**Task brief:** Return all lines with the word "color" in them.

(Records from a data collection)

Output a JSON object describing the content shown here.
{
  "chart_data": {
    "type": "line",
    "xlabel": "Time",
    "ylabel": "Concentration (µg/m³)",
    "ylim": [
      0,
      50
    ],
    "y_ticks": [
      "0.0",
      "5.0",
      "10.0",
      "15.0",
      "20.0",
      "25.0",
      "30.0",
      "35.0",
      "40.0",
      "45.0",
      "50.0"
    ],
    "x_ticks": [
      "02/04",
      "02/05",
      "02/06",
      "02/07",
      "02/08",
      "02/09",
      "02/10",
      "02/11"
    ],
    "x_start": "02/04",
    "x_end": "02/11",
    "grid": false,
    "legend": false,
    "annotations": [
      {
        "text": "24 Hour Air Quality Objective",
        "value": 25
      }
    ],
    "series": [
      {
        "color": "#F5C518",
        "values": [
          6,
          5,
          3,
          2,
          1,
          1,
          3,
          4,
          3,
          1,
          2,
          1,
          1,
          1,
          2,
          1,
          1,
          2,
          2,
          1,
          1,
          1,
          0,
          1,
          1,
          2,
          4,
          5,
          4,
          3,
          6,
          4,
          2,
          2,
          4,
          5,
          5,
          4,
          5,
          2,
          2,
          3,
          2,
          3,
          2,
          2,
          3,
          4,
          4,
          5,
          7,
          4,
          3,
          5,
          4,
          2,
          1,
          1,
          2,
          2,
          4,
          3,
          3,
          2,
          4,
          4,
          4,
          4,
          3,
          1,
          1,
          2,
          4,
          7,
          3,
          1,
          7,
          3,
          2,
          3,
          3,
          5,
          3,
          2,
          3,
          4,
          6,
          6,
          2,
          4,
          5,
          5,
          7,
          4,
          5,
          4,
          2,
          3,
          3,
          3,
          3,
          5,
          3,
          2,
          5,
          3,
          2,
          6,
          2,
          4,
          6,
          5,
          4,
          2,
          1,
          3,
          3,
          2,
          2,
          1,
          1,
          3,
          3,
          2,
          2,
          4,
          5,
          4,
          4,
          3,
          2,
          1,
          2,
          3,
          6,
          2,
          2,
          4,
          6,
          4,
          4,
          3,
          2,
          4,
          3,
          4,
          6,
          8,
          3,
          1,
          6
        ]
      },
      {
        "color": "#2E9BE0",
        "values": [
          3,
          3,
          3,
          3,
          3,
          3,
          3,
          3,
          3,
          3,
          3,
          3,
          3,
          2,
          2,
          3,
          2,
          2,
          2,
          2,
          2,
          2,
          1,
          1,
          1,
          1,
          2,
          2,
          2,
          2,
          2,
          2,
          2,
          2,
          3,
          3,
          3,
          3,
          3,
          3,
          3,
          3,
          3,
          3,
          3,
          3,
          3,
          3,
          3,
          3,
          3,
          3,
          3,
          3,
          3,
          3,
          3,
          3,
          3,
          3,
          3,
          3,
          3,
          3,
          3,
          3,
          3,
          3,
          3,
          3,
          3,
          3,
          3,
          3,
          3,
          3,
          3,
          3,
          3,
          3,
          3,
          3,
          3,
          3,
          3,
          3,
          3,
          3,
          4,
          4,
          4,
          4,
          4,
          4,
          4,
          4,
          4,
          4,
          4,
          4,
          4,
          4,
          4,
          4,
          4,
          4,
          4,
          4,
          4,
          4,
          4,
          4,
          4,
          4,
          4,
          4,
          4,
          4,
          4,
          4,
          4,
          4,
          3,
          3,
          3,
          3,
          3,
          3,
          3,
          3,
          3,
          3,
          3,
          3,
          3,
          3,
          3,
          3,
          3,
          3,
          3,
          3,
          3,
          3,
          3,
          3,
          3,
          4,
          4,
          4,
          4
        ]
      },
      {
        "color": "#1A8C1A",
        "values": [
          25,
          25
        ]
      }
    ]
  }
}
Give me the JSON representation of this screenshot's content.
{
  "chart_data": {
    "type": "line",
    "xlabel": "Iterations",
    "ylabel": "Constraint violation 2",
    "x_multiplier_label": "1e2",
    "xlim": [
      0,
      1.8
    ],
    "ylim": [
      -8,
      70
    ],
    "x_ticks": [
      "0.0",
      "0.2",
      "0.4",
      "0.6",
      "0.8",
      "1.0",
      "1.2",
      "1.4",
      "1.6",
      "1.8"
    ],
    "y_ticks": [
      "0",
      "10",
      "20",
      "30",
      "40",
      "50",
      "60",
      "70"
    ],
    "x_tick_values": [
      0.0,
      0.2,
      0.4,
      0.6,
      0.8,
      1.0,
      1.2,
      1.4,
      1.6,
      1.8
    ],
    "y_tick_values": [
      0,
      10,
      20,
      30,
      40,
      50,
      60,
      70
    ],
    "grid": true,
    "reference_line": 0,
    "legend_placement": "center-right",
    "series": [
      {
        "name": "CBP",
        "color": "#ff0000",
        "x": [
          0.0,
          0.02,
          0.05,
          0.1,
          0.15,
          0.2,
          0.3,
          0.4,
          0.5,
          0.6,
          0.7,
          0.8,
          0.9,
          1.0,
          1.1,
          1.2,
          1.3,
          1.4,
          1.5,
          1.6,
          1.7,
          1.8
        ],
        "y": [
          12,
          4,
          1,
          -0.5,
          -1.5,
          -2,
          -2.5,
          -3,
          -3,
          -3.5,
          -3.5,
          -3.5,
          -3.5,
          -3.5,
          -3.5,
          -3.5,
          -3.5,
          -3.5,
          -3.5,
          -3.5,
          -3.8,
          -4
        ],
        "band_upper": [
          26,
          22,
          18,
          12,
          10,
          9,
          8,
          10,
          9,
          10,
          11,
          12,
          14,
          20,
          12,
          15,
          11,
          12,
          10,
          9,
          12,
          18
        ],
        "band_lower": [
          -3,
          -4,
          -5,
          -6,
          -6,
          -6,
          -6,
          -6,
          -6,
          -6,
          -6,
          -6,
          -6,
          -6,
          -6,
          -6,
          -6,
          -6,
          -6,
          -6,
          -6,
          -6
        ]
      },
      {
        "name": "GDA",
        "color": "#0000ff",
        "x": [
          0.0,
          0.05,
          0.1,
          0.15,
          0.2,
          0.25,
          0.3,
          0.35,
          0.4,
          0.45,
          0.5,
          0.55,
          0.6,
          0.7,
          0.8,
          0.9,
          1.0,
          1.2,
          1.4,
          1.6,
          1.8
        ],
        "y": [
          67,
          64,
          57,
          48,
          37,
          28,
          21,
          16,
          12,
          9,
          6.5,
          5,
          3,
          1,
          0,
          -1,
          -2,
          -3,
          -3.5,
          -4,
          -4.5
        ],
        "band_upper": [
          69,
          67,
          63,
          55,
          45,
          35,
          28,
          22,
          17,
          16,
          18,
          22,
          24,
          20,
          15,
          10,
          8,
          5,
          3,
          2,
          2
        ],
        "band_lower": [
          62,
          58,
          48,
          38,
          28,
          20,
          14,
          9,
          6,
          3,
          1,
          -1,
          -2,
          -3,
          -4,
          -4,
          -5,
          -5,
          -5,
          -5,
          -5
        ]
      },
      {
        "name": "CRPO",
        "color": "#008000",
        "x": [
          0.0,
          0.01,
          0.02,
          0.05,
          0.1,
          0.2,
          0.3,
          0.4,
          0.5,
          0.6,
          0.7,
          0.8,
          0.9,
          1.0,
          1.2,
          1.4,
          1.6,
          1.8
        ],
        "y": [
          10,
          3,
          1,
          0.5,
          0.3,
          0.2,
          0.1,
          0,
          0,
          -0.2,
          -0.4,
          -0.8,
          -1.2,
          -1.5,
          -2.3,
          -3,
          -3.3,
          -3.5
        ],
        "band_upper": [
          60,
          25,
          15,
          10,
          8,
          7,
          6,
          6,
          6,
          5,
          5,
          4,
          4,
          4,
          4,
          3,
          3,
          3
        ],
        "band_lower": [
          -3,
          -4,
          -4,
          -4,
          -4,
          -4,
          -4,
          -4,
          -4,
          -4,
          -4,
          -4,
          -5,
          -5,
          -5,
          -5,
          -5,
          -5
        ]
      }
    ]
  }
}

**Correct output:**
        "color": "#F5C518",
        "color": "#2E9BE0",
        "color": "#1A8C1A",
        "color": "#ff0000",
        "color": "#0000ff",
        "color": "#008000",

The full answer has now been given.